:: DATASET EXCERPTS

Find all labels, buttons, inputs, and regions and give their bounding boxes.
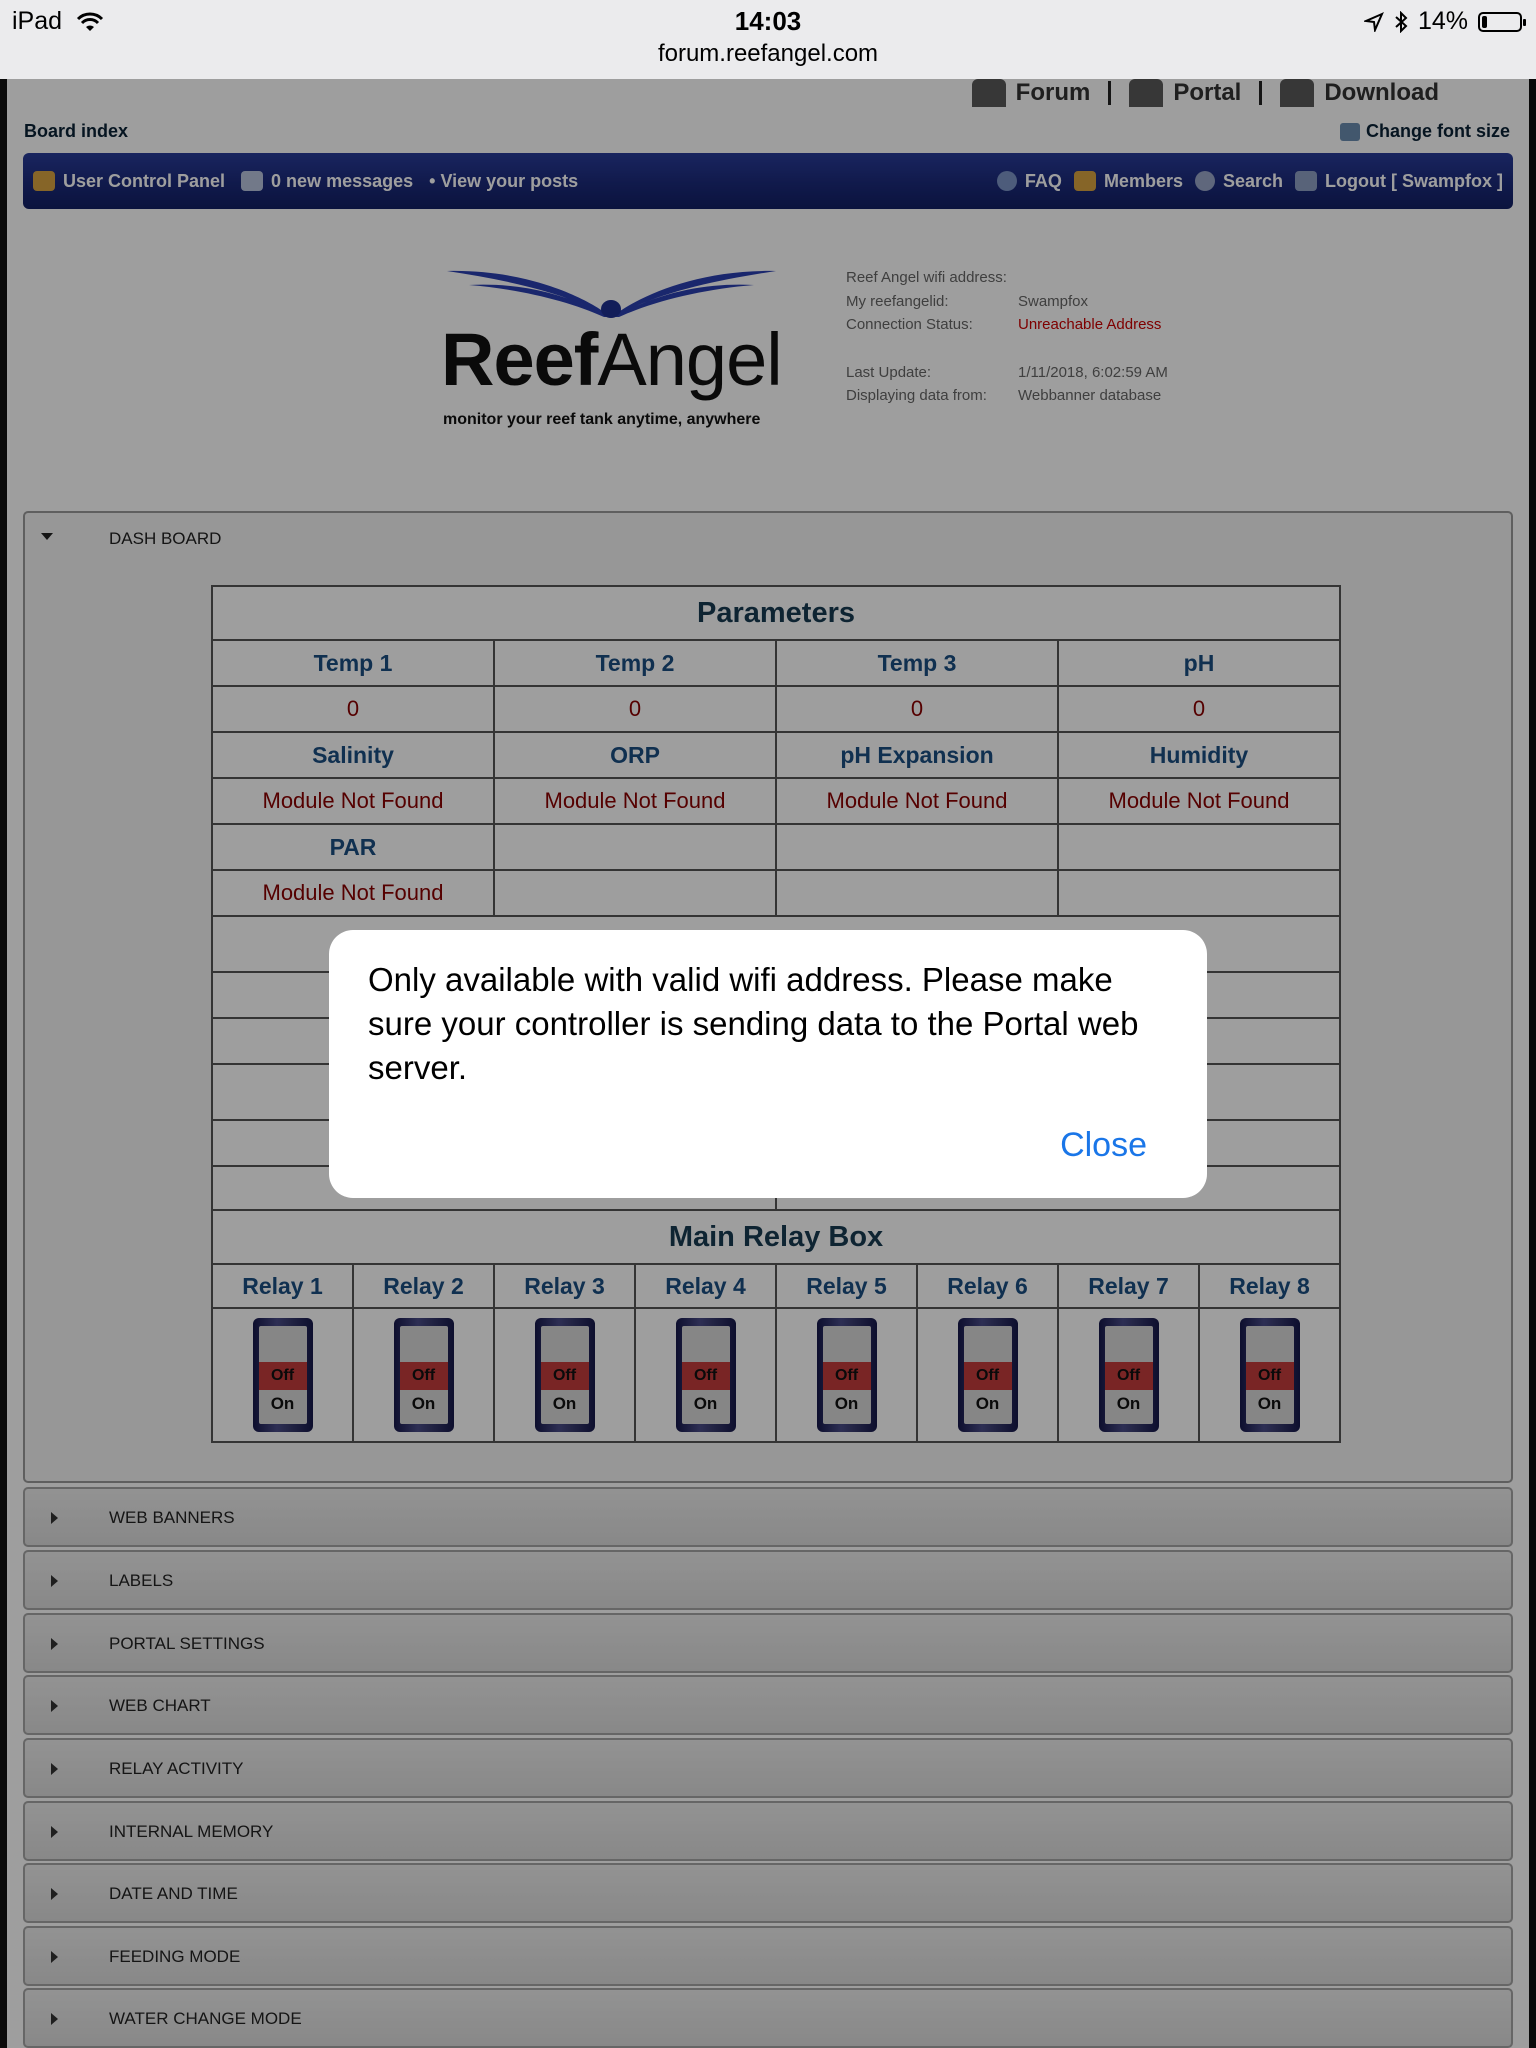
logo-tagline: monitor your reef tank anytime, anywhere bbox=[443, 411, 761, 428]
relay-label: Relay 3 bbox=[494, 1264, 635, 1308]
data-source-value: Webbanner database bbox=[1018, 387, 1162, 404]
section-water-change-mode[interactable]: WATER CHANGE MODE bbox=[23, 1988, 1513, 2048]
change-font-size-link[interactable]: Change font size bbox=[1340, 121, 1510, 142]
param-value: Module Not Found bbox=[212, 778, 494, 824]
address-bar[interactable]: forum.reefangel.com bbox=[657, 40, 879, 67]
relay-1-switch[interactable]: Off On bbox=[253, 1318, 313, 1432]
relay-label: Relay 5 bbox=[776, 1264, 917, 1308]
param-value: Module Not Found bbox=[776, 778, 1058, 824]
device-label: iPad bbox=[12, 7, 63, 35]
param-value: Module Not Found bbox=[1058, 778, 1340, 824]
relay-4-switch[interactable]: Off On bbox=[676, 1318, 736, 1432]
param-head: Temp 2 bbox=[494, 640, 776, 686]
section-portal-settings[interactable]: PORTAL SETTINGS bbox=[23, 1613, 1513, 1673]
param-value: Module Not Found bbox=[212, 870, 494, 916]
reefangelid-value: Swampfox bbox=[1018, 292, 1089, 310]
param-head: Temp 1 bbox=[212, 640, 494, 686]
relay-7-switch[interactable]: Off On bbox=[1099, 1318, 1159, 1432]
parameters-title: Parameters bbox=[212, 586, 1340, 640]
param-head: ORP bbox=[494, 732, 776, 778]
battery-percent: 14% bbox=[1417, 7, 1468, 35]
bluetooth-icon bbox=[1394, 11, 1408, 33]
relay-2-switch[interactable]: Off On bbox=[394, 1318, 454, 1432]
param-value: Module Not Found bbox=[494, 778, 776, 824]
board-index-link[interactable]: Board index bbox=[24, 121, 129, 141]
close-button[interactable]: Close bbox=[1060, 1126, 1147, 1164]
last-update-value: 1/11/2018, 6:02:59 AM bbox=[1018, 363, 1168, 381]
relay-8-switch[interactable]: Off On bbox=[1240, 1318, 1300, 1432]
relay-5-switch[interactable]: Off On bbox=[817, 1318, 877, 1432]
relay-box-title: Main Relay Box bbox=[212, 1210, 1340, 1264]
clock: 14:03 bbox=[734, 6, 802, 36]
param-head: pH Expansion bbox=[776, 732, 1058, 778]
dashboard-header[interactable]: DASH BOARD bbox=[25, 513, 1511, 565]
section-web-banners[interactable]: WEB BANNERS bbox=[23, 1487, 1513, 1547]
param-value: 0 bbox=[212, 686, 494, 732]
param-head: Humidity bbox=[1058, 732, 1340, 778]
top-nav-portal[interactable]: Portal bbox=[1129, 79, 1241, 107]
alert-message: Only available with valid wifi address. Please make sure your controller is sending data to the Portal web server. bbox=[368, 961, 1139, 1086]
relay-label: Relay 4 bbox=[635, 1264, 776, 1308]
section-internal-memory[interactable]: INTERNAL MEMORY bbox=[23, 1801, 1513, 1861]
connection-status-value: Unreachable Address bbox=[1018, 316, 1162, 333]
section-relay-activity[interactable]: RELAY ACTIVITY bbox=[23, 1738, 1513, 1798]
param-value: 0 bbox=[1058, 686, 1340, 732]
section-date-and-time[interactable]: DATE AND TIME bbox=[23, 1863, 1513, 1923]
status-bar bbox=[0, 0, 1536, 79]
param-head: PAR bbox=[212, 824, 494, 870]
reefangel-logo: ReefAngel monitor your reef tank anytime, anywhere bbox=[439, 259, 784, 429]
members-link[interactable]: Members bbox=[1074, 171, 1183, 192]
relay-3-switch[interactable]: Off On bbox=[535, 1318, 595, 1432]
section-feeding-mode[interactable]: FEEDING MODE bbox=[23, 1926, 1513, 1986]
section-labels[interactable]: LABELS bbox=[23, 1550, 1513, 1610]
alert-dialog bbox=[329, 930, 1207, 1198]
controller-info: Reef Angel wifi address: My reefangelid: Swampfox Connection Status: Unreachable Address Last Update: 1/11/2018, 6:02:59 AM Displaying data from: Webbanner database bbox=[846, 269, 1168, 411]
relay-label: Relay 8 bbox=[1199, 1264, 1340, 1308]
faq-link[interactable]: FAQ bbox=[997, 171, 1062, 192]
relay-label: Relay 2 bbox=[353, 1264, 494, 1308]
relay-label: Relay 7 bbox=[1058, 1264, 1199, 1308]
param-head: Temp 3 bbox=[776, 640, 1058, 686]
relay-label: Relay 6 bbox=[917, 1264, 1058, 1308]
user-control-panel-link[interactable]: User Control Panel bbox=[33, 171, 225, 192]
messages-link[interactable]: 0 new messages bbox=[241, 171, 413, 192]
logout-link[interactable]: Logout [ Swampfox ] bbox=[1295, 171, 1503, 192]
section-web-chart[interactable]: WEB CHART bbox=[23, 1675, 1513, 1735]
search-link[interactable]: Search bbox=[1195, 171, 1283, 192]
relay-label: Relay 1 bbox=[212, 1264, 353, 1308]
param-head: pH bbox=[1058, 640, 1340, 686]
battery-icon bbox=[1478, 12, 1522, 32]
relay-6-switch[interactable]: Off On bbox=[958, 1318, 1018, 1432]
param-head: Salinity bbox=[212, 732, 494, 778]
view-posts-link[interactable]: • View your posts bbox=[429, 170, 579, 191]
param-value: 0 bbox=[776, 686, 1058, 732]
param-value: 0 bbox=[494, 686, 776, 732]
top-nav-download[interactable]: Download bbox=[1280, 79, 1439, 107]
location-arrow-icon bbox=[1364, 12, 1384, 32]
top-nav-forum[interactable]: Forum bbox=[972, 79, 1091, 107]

::::
:: DATASET EXCERPTS

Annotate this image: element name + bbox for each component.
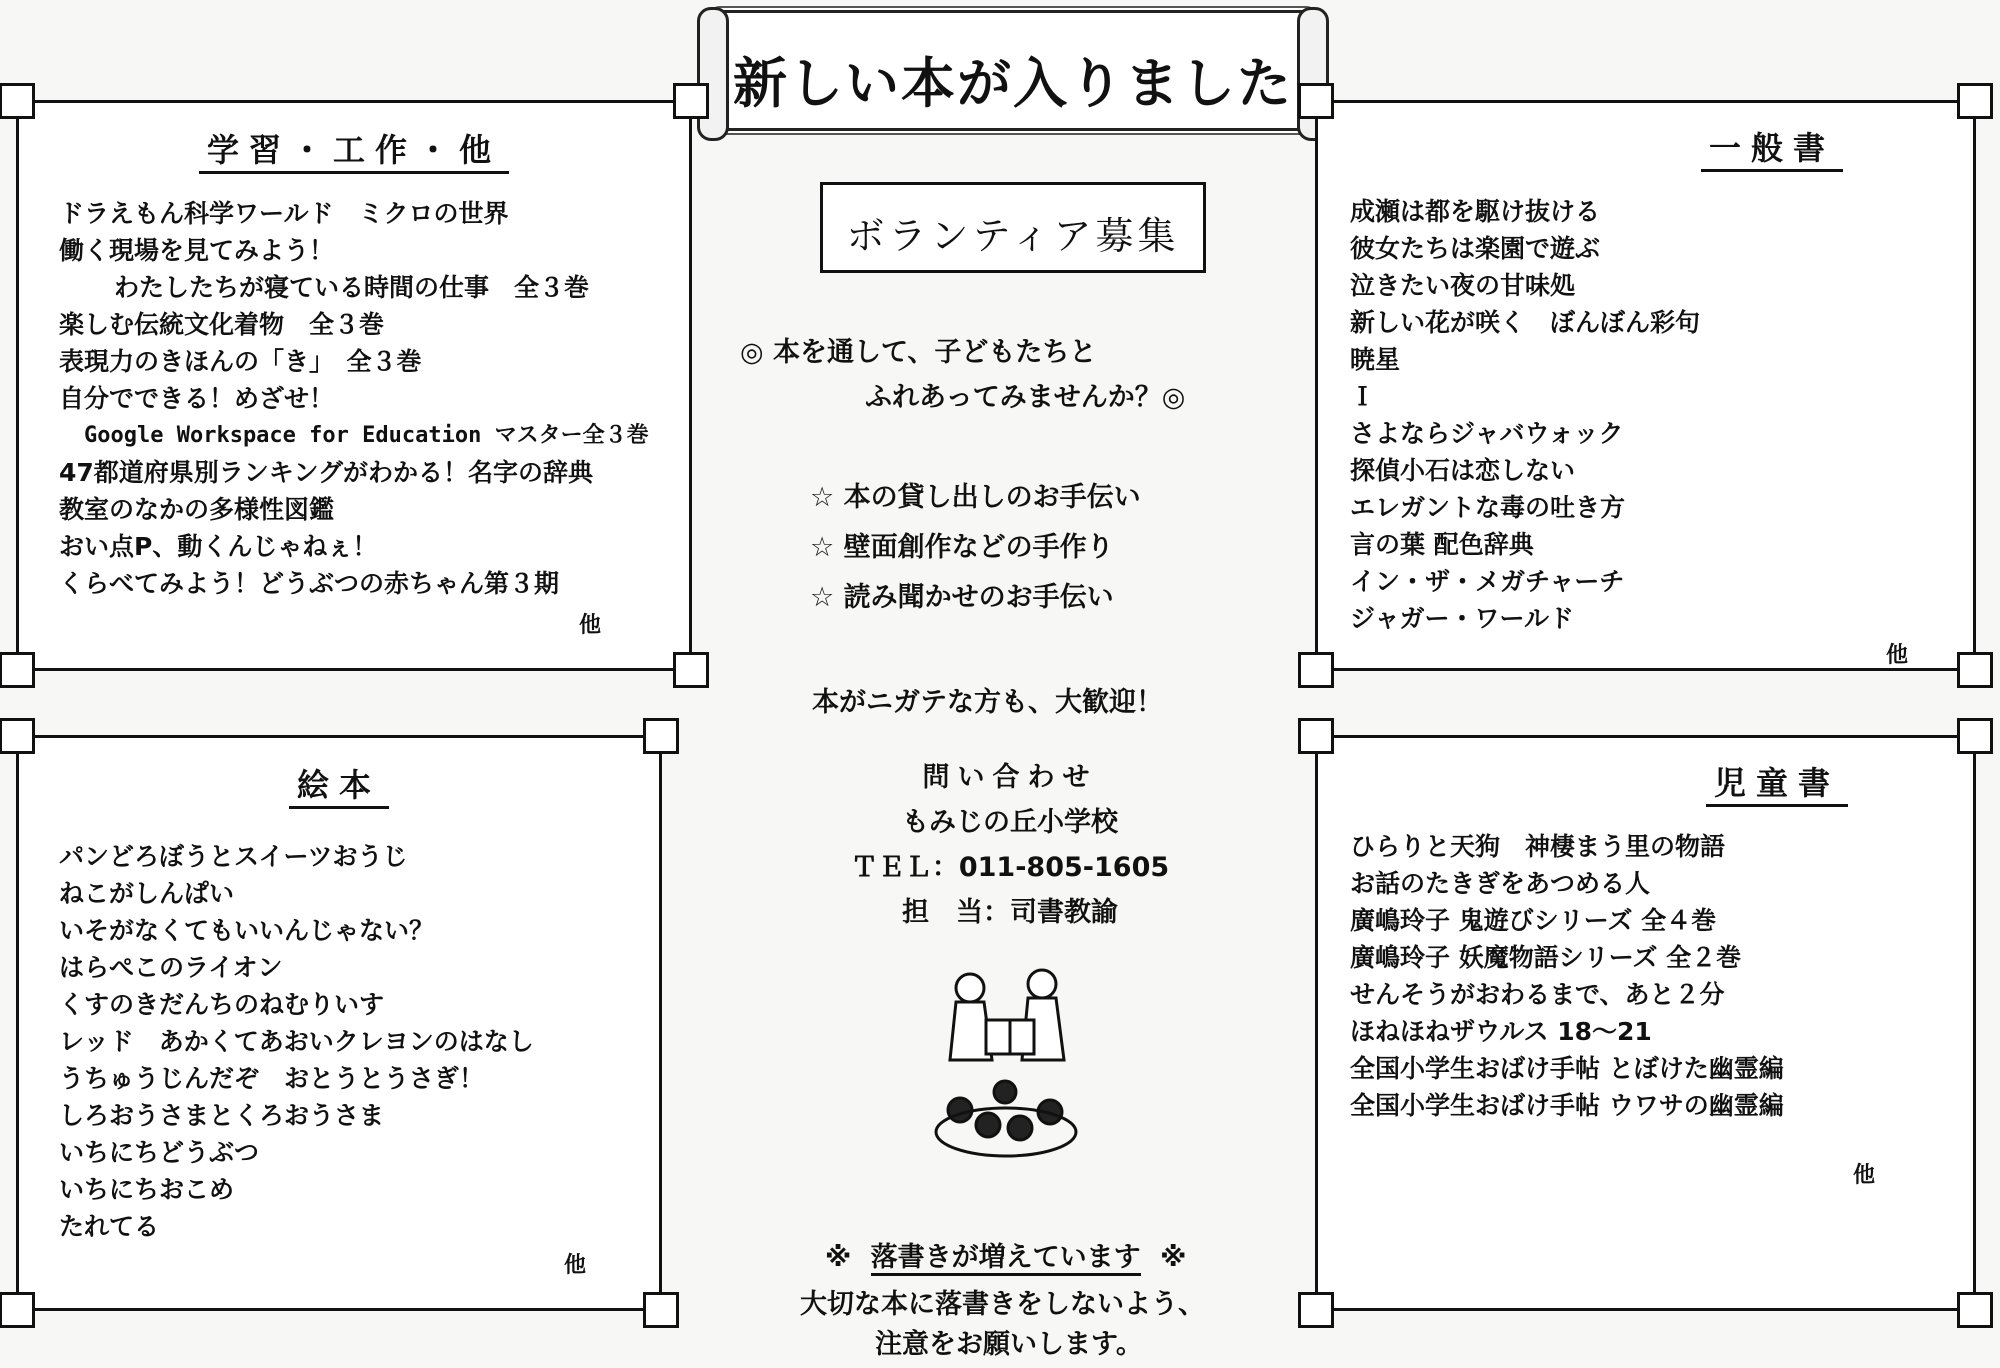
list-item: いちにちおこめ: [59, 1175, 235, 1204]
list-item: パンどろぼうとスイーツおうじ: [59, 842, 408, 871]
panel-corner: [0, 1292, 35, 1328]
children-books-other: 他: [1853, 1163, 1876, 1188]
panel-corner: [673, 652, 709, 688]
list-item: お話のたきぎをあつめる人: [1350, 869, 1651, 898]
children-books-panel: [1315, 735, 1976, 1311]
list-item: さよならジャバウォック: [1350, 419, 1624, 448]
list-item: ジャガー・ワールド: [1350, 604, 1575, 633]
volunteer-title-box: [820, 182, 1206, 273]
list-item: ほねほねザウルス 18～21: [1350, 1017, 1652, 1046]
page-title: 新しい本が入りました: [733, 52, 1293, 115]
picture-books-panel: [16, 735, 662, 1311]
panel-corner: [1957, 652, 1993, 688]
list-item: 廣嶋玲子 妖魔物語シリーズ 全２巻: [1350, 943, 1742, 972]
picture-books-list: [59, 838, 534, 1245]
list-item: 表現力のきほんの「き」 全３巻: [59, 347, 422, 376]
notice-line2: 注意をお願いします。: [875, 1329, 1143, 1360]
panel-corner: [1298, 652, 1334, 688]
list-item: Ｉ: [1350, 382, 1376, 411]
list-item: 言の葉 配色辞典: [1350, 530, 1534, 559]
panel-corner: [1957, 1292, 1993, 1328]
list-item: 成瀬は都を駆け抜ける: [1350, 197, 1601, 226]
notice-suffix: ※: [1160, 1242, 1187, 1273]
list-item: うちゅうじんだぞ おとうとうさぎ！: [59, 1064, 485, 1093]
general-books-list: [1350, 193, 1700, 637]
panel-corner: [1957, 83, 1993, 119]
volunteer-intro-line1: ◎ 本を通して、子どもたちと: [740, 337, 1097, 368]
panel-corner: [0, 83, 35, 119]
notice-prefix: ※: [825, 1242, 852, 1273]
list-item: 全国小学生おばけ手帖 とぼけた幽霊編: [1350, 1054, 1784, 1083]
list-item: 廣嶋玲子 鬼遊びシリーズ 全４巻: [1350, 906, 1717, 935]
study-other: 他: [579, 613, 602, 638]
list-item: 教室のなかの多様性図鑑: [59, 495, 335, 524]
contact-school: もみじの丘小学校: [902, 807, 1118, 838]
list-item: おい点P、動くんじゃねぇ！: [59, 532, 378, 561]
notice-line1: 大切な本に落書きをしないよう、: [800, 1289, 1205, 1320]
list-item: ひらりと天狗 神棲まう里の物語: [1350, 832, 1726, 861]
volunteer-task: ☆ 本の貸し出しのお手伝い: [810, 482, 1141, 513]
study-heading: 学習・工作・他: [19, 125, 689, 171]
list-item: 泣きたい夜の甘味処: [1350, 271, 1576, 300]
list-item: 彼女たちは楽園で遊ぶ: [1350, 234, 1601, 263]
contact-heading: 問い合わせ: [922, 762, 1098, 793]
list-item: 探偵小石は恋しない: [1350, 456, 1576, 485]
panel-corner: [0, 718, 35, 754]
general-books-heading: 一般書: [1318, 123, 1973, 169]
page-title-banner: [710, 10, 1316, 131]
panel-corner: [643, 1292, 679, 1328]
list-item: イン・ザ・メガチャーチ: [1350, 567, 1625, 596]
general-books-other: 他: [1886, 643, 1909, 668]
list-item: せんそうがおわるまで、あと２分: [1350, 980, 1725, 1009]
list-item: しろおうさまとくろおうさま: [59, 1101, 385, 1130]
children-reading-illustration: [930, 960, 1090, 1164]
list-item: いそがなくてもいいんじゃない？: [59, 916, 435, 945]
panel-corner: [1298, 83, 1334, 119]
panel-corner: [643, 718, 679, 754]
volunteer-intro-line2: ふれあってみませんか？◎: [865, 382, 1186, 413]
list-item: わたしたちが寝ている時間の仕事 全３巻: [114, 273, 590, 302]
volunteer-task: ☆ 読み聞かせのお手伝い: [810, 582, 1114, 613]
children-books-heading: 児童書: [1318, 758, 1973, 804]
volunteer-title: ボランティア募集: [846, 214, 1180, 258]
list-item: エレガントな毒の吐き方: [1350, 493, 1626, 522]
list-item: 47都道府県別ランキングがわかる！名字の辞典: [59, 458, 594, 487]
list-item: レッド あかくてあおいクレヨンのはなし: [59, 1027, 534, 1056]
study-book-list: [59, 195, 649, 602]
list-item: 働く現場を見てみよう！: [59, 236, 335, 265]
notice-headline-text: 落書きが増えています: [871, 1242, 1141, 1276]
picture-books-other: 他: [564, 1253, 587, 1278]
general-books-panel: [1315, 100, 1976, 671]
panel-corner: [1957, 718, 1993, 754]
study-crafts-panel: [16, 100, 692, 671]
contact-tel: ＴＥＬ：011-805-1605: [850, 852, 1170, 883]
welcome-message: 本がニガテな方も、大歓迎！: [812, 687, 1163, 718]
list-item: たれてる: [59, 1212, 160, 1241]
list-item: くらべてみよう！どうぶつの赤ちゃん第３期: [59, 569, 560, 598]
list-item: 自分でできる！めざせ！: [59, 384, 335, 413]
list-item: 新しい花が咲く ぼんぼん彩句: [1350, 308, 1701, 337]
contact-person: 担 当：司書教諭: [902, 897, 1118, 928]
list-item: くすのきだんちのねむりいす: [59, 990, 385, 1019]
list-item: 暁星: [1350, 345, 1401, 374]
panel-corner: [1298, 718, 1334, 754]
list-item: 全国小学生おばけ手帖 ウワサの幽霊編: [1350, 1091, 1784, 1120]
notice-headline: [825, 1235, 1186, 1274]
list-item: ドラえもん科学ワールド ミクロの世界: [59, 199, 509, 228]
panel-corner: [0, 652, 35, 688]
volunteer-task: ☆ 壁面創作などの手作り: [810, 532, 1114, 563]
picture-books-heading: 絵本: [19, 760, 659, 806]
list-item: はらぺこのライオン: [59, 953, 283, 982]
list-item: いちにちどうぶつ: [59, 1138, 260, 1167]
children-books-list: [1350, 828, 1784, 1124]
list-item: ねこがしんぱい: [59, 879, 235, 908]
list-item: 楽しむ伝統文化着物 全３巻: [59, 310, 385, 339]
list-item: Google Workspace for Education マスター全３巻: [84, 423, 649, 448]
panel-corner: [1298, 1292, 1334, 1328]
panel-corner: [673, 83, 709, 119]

::::

§ **EXERCISE INSTRUCTIONS**:
Please copy out, word for word, the items from the line with "list-item: いちにちおこめ: [59, 1175, 235, 1204]" to the line with "list-item: ほねほねザウルス 18～21: [1350, 1017, 1652, 1046]", including both of those lines.

§ **PROBLEM SOLUTION**:
list-item: いちにちおこめ: [59, 1175, 235, 1204]
list-item: パンどろぼうとスイーツおうじ: [59, 842, 408, 871]
panel-corner: [0, 1292, 35, 1328]
children-books-other: 他: [1853, 1163, 1876, 1188]
panel-corner: [673, 652, 709, 688]
list-item: お話のたきぎをあつめる人: [1350, 869, 1651, 898]
children-books-panel: [1315, 735, 1976, 1311]
list-item: さよならジャバウォック: [1350, 419, 1624, 448]
list-item: ジャガー・ワールド: [1350, 604, 1575, 633]
volunteer-title-box: [820, 182, 1206, 273]
list-item: ほねほねザウルス 18～21: [1350, 1017, 1652, 1046]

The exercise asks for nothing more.